### Written exercise
Convert every one of the rows below into a JSON list of strings, with one string per line and no entries for blank lines.

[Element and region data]
+-------+
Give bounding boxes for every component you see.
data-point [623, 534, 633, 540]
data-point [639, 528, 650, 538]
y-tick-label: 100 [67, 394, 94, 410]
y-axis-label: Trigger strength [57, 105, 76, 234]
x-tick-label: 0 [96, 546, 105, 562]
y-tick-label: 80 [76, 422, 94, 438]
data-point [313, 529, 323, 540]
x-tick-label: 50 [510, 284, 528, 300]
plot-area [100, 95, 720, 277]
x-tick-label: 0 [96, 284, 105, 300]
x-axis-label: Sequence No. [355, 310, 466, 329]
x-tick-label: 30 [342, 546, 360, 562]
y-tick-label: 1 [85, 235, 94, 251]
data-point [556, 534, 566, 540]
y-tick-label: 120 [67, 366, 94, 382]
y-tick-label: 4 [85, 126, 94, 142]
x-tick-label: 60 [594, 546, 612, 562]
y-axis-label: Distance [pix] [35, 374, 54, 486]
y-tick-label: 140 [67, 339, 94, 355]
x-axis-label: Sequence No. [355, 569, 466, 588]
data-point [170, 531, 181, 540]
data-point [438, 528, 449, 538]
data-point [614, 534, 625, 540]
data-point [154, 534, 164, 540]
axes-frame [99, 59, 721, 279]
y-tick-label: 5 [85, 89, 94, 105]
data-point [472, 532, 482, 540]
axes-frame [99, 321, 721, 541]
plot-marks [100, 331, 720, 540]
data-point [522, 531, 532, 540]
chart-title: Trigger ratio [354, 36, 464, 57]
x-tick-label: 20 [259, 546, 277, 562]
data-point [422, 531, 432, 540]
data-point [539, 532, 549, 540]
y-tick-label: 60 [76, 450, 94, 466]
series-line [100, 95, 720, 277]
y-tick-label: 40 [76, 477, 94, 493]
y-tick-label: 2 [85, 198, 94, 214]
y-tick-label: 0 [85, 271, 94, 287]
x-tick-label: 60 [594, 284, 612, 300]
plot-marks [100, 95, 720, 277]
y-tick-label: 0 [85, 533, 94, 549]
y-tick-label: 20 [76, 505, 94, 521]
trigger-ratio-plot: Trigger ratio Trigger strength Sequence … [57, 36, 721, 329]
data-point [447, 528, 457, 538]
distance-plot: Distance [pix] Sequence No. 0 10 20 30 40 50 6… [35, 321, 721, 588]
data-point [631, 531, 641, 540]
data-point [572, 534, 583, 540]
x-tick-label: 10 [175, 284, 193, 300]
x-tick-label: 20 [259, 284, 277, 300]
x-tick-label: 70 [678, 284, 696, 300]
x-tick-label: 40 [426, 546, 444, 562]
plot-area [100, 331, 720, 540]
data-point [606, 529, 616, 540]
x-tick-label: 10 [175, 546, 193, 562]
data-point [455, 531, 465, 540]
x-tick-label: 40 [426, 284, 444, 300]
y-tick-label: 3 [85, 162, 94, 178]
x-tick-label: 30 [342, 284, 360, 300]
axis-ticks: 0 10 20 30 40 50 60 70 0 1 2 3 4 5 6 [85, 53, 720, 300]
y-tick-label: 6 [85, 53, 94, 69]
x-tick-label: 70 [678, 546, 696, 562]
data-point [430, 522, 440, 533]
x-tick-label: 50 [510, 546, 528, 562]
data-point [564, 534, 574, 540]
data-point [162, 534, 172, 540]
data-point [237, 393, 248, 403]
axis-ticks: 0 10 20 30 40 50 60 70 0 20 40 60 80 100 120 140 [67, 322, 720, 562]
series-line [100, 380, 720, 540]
+-------+
### Result for this exercise
[
  "Give bounding boxes for every component you see.",
  "data-point [623, 534, 633, 540]",
  "data-point [639, 528, 650, 538]",
  "y-tick-label: 100 [67, 394, 94, 410]",
  "y-axis-label: Trigger strength [57, 105, 76, 234]",
  "x-tick-label: 0 [96, 546, 105, 562]",
  "y-tick-label: 80 [76, 422, 94, 438]",
  "data-point [313, 529, 323, 540]",
  "x-tick-label: 50 [510, 284, 528, 300]",
  "plot-area [100, 95, 720, 277]",
  "x-tick-label: 0 [96, 284, 105, 300]",
  "x-axis-label: Sequence No. [355, 310, 466, 329]",
  "x-tick-label: 30 [342, 546, 360, 562]",
  "y-tick-label: 1 [85, 235, 94, 251]",
  "data-point [556, 534, 566, 540]",
  "y-tick-label: 120 [67, 366, 94, 382]",
  "y-tick-label: 4 [85, 126, 94, 142]",
  "x-tick-label: 60 [594, 546, 612, 562]",
  "y-axis-label: Distance [pix] [35, 374, 54, 486]",
  "y-tick-label: 140 [67, 339, 94, 355]",
  "x-axis-label: Sequence No. [355, 569, 466, 588]",
  "data-point [170, 531, 181, 540]",
  "data-point [438, 528, 449, 538]",
  "data-point [614, 534, 625, 540]",
  "data-point [154, 534, 164, 540]",
  "axes-frame [99, 59, 721, 279]",
  "y-tick-label: 5 [85, 89, 94, 105]",
  "data-point [472, 532, 482, 540]",
  "axes-frame [99, 321, 721, 541]",
  "plot-marks [100, 331, 720, 540]",
  "data-point [522, 531, 532, 540]",
  "chart-title: Trigger ratio [354, 36, 464, 57]",
  "x-tick-label: 20 [259, 546, 277, 562]",
  "data-point [422, 531, 432, 540]",
  "data-point [539, 532, 549, 540]",
  "y-tick-label: 60 [76, 450, 94, 466]",
  "series-line [100, 95, 720, 277]",
  "y-tick-label: 40 [76, 477, 94, 493]",
  "y-tick-label: 2 [85, 198, 94, 214]",
  "y-tick-label: 0 [85, 271, 94, 287]",
  "x-tick-label: 60 [594, 284, 612, 300]",
  "plot-marks [100, 95, 720, 277]",
  "y-tick-label: 0 [85, 533, 94, 549]",
  "y-tick-label: 20 [76, 505, 94, 521]",
  "trigger-ratio-plot: Trigger ratio Trigger strength Sequence … [57, 36, 721, 329]",
  "data-point [447, 528, 457, 538]",
  "distance-plot: Distance [pix] Sequence No. 0 10 20 30 40 50 6… [35, 321, 721, 588]",
  "data-point [631, 531, 641, 540]",
  "data-point [572, 534, 583, 540]",
  "x-tick-label: 10 [175, 284, 193, 300]",
  "x-tick-label: 20 [259, 284, 277, 300]",
  "x-tick-label: 70 [678, 284, 696, 300]",
  "x-tick-label: 40 [426, 546, 444, 562]",
  "plot-area [100, 331, 720, 540]",
  "data-point [606, 529, 616, 540]",
  "x-tick-label: 10 [175, 546, 193, 562]",
  "data-point [455, 531, 465, 540]",
  "x-tick-label: 40 [426, 284, 444, 300]",
  "y-tick-label: 3 [85, 162, 94, 178]",
  "x-tick-label: 30 [342, 284, 360, 300]",
  "axis-ticks: 0 10 20 30 40 50 60 70 0 1 2 3 4 5 6 [85, 53, 720, 300]",
  "y-tick-label: 6 [85, 53, 94, 69]",
  "x-tick-label: 70 [678, 546, 696, 562]",
  "data-point [430, 522, 440, 533]",
  "x-tick-label: 50 [510, 546, 528, 562]",
  "data-point [564, 534, 574, 540]",
  "data-point [162, 534, 172, 540]",
  "data-point [237, 393, 248, 403]",
  "axis-ticks: 0 10 20 30 40 50 60 70 0 20 40 60 80 100 120 140 [67, 322, 720, 562]",
  "series-line [100, 380, 720, 540]"
]